> **Directive**
Answer with one number only: the number of lines that contain "structured".

Figure collection entries
++++
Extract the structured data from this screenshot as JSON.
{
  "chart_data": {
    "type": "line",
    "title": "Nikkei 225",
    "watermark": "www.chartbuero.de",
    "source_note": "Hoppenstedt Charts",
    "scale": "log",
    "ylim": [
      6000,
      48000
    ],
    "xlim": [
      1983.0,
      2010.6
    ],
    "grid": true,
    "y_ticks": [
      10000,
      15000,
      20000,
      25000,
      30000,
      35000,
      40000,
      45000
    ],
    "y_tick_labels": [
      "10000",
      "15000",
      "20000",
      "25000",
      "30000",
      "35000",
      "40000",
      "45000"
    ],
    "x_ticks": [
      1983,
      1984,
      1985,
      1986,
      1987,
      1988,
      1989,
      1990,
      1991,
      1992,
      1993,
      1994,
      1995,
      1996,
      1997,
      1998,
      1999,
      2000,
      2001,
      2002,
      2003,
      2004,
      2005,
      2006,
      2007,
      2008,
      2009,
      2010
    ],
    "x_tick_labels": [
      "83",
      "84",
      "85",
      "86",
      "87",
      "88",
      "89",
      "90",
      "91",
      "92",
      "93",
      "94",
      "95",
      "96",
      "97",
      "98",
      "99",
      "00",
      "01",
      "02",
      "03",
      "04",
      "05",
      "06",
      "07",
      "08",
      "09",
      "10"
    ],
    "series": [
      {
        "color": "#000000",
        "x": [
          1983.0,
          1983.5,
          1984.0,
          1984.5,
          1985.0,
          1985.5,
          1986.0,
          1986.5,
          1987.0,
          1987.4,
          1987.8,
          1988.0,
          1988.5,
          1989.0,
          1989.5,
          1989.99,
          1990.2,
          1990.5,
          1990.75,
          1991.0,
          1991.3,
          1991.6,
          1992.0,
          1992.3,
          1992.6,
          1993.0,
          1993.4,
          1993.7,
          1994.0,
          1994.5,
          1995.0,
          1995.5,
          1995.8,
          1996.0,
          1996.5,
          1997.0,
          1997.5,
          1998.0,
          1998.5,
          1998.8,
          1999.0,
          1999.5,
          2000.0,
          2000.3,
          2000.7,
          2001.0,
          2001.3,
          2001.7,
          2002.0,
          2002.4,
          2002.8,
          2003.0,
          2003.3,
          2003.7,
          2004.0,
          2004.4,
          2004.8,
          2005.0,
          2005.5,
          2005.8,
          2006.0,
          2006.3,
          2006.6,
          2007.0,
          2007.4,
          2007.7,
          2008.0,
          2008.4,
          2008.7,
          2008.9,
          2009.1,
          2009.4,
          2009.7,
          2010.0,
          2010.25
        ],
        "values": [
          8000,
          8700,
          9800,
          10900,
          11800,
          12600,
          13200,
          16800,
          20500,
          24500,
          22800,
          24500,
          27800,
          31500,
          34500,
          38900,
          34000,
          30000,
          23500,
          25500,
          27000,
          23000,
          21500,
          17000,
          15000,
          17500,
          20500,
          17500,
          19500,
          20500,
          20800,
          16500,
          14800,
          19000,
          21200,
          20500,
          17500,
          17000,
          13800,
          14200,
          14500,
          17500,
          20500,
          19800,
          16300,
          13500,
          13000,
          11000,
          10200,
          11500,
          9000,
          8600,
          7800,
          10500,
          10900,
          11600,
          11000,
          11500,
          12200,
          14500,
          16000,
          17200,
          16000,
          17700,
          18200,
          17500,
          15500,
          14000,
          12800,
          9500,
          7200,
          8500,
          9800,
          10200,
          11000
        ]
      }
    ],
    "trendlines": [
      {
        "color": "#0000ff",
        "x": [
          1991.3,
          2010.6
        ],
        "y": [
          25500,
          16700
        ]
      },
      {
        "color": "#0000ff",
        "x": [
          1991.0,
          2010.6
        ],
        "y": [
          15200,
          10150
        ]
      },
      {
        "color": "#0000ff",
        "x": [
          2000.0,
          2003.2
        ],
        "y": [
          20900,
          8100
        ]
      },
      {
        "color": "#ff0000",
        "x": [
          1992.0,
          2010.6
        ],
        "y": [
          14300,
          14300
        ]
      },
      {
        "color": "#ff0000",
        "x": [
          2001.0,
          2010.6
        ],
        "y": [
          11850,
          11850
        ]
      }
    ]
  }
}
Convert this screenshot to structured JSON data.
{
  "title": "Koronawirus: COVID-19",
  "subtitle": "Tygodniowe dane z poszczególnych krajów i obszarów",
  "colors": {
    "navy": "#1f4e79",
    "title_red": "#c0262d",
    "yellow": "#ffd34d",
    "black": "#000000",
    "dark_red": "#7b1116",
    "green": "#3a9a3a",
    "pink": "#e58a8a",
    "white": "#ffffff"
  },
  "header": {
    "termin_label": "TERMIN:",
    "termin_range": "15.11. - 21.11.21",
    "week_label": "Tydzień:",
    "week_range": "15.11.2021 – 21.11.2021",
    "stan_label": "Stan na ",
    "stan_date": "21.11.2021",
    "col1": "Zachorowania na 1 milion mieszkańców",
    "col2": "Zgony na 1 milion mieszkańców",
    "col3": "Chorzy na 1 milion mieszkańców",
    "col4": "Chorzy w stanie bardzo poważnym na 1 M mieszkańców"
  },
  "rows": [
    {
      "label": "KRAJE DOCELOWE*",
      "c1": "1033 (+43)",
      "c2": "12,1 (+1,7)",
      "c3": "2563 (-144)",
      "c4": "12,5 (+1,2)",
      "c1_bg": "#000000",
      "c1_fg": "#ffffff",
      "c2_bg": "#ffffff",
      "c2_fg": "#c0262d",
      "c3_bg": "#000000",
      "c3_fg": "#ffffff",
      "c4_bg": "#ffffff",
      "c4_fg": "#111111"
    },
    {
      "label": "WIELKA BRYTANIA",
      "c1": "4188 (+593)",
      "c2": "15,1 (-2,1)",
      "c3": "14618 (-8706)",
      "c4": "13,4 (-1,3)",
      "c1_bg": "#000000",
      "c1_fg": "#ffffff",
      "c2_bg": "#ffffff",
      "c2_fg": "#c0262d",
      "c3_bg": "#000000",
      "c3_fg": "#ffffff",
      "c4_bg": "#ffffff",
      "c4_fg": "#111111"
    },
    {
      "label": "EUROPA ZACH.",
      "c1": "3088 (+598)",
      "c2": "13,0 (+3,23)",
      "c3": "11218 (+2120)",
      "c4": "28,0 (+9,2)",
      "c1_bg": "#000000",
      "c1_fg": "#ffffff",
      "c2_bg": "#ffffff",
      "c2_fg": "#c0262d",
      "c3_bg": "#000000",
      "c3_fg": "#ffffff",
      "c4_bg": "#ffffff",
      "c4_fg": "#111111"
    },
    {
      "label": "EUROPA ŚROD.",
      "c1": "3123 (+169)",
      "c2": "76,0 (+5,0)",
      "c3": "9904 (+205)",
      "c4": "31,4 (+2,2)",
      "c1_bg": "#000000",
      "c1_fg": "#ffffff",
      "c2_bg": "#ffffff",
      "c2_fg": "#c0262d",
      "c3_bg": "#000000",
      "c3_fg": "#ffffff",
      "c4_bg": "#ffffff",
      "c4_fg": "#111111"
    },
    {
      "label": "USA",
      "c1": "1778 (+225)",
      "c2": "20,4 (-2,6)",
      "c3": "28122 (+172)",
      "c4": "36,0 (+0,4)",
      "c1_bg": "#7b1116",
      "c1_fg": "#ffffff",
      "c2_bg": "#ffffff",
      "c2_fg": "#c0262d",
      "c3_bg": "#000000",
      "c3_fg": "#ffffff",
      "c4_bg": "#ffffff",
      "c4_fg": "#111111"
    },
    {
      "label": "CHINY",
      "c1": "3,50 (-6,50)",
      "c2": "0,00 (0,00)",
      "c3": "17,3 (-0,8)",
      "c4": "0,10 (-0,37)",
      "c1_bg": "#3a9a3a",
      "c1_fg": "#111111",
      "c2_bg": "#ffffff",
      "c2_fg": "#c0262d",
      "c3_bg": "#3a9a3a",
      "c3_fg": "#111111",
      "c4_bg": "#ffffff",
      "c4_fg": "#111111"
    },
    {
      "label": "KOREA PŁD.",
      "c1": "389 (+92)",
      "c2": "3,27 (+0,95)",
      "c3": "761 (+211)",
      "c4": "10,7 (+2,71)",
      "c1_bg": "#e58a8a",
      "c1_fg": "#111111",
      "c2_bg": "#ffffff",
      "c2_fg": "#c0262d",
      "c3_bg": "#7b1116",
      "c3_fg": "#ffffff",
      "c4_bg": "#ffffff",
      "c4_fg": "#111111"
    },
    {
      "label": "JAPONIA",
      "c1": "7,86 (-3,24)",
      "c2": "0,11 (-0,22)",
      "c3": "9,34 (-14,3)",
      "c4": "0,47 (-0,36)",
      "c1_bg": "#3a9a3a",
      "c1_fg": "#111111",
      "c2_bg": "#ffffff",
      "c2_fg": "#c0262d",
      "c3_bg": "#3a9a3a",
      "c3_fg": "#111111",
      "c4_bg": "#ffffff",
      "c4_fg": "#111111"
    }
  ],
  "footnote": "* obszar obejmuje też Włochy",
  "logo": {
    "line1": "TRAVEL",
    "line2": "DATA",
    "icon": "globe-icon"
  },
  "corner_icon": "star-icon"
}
++++
> **Expected answer**
2